Instrucciones de trabajo: Prosigue el texto sobre la distinción de Cortázar entre lo cómico y lo humorístico a partir de su última oración, no de las entradas.

Ensayando un paso de comedia

“Suele haber una confusión bastante peligrosa entre el humor y la comicidad. Hay cosas que son cómicas pero no contienen eso de inexpresable, indefinible que hay en el verdadero humor.” Durante el curso de literatura que dio en 1980 en la Universidad de Berkeley y que acaba de publicarse bajo sencillo título de Clases de Literatura, Julio Cortázar intentaba explicar a sus alumnos la diferencia entre lo cómico y lo humorístico, y no encontró mejor forma de dejarlo claro que recurrir al cine. “Alguien como Jerry Lewis es para mí un cómico y alguien como Woody Allen, un humorista. La diferencia está en que alguien como Jerry Lewis busca simplemente crear situaciones en las que va a hacer reír un momento pero no tiene ninguna proyección posterior; terminan en el chiste, son sistemas de circuito cerrado, muy breves, que pueden ser muy hermosos y es una suerte que existan.” “En cambio, cualquiera de los efectos cómicos que consigue Woody Allen en sus mejores momentos están llenos de un sentido que va muchísimo más allá del chiste o de la situación misma: contienen una crítica, una sátira o una referencia que puede ser incluso muy dramática.”

Entradas proporcionadas:
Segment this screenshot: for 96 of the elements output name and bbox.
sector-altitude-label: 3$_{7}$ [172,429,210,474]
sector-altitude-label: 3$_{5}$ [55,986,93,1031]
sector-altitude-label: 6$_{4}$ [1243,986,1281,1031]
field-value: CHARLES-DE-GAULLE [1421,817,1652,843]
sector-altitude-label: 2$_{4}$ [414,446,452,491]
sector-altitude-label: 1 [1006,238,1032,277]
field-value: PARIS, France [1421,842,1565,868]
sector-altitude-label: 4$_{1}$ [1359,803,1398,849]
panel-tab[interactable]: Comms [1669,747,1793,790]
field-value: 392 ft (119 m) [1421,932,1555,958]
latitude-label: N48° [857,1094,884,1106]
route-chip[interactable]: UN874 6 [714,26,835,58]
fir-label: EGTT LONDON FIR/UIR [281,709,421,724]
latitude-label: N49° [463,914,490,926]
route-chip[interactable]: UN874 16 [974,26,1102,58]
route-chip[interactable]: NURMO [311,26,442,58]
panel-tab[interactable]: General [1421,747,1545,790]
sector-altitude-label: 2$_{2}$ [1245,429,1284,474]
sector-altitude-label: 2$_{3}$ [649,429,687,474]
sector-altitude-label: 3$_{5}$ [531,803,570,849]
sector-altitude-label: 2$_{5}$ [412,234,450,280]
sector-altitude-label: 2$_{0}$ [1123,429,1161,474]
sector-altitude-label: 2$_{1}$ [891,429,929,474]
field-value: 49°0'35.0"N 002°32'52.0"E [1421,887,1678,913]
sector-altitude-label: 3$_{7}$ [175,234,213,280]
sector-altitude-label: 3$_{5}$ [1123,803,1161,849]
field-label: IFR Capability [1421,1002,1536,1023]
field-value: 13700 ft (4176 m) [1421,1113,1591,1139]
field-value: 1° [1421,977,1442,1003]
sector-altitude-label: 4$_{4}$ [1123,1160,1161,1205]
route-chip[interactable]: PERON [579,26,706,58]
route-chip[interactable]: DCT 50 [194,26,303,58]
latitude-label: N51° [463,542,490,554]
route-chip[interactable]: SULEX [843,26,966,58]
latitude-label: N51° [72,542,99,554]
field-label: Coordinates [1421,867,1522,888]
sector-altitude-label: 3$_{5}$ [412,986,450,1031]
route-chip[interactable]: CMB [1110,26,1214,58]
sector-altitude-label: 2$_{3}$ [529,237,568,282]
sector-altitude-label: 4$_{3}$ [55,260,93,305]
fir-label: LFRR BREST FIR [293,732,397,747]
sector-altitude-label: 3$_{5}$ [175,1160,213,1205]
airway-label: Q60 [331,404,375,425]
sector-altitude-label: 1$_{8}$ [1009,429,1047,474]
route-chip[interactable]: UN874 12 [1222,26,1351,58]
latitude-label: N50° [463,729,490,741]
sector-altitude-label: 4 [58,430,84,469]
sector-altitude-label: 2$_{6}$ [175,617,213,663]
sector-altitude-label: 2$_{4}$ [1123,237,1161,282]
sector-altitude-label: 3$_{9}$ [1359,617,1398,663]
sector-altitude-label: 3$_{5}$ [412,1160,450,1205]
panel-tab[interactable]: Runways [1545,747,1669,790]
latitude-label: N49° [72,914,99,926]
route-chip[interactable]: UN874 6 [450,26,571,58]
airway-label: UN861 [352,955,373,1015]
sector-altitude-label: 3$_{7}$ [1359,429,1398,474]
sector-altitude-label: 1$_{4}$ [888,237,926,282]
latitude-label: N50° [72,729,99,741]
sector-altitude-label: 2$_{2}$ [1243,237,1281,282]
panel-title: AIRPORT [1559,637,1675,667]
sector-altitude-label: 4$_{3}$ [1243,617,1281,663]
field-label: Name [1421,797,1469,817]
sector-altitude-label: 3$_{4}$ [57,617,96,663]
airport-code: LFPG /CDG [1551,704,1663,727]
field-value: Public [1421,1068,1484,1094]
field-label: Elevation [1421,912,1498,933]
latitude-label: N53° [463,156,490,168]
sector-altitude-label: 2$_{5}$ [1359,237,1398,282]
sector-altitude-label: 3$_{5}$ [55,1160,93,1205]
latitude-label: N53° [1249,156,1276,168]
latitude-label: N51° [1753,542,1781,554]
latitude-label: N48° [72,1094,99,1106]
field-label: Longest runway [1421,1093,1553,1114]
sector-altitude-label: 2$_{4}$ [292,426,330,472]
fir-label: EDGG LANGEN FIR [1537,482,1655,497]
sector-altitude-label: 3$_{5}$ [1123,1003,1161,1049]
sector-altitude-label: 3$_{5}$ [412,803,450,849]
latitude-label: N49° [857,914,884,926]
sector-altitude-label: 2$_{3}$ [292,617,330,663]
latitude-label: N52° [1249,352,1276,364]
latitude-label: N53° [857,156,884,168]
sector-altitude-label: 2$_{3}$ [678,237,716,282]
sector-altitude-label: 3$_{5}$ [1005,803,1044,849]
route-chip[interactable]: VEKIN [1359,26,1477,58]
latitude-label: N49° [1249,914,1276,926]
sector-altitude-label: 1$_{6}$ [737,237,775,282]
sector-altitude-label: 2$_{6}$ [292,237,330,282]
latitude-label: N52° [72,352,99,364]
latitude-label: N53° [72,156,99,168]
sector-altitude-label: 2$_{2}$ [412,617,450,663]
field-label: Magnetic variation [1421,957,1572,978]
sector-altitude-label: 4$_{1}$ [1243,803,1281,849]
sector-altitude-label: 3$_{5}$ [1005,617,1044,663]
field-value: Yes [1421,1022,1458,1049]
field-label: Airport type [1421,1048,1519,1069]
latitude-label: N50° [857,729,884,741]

Área de respuesta:
El poeta y ensayista Segio Cueto expresa bella y complejamente esta distinción entre el humor y lo cómico en su libro Otras versiones del humor (Beatriz Viterbo, 2008). “El humor no se confunde con lo cómico. Cómico es creer que la gracia es el fruto de un querer, obra de un hacer. Humorístico, en cambio, es querer sin querer, hacer sin hacer: humorística es la constitutiva necedad del ejercicio – la busca de la puerta trasera del Paraíso.” Tal vez el propio Woody Allen, en un truculento juego de citas, pueda ayudar a terminar de definir ambos elementos, recurriendo a dos próceres del cine: Charles Chaplin y Buster Keaton.
En una entrevista que el crítico de cine Richard Schickel incluyó en su libro Woody Allen por sí mismo, el director neoyorkino arriesga que “las películas de Keaton, todo su metraje de principio a fin, eran probablemente obras más bellas, más depuradas, si bien como cómico Keaton no era tan bueno como Chaplin. No niego que era un cine brillante y Keaton un gran ejecutor de su propio material. Pero Chaplin era auténticamente divertido.” Allen va más allá: “Es casi como si afirmara que [las películas de Keaton] son ‘obras de arte frías’. Y no son frías. Pero es cierto que son más frías, en mi opinión, que las de Chaplin. […] Le aseguro que tengo a Keaton en muy alta estima, pero esa humanidad que tiene Chaplin, y que es a veces su debilidad, y que nos sonroja… Yo personalmente prefiero eso.”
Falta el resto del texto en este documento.